DATA ::
○ ○ ○ ○
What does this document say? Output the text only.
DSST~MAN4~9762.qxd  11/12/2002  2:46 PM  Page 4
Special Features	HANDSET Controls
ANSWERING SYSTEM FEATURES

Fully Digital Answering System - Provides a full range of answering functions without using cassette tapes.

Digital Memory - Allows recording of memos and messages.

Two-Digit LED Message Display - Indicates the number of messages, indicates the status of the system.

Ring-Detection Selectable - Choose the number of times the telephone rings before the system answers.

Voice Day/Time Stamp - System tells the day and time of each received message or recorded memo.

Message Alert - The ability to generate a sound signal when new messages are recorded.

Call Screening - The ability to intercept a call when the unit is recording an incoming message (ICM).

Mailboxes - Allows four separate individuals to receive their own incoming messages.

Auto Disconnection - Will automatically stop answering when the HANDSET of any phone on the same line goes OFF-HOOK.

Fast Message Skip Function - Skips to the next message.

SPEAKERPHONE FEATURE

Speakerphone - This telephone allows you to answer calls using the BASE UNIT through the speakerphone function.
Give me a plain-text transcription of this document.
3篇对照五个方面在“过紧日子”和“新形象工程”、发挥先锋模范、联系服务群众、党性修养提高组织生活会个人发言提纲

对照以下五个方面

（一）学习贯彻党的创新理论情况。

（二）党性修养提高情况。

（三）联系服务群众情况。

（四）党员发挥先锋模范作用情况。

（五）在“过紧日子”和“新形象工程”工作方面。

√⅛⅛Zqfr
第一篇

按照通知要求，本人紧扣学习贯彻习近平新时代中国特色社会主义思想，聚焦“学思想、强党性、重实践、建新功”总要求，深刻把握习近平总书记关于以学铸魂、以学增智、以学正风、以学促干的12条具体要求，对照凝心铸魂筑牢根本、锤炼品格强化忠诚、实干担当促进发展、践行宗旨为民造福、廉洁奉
○ ○ ○ ○
GOAL OF THE EXERCISE :: Please repeat the listing above in full and exactly.

WORKED ANSWER ::
What does this document say? Output the text only.
DSST~MAN4~9762.qxd  11/12/2002  2:46 PM  Page 4
Special Features	HANDSET Controls
ANSWERING SYSTEM FEATURES

Fully Digital Answering System - Provides a full range of answering functions without using cassette tapes.

Digital Memory - Allows recording of memos and messages.

Two-Digit LED Message Display - Indicates the number of messages, indicates the status of the system.

Ring-Detection Selectable - Choose the number of times the telephone rings before the system answers.

Voice Day/Time Stamp - System tells the day and time of each received message or recorded memo.

Message Alert - The ability to generate a sound signal when new messages are recorded.

Call Screening - The ability to intercept a call when the unit is recording an incoming message (ICM).

Mailboxes - Allows four separate individuals to receive their own incoming messages.

Auto Disconnection - Will automatically stop answering when the HANDSET of any phone on the same line goes OFF-HOOK.

Fast Message Skip Function - Skips to the next message.

SPEAKERPHONE FEATURE

Speakerphone - This telephone allows you to answer calls using the BASE UNIT through the speakerphone function.
Give me a plain-text transcription of this document.
3篇对照五个方面在“过紧日子”和“新形象工程”、发挥先锋模范、联系服务群众、党性修养提高组织生活会个人发言提纲

对照以下五个方面

（一）学习贯彻党的创新理论情况。

（二）党性修养提高情况。

（三）联系服务群众情况。

（四）党员发挥先锋模范作用情况。

（五）在“过紧日子”和“新形象工程”工作方面。

√⅛⅛Zqfr
第一篇

按照通知要求，本人紧扣学习贯彻习近平新时代中国特色社会主义思想，聚焦“学思想、强党性、重实践、建新功”总要求，深刻把握习近平总书记关于以学铸魂、以学增智、以学正风、以学促干的12条具体要求，对照凝心铸魂筑牢根本、锤炼品格强化忠诚、实干担当促进发展、践行宗旨为民造福、廉洁奉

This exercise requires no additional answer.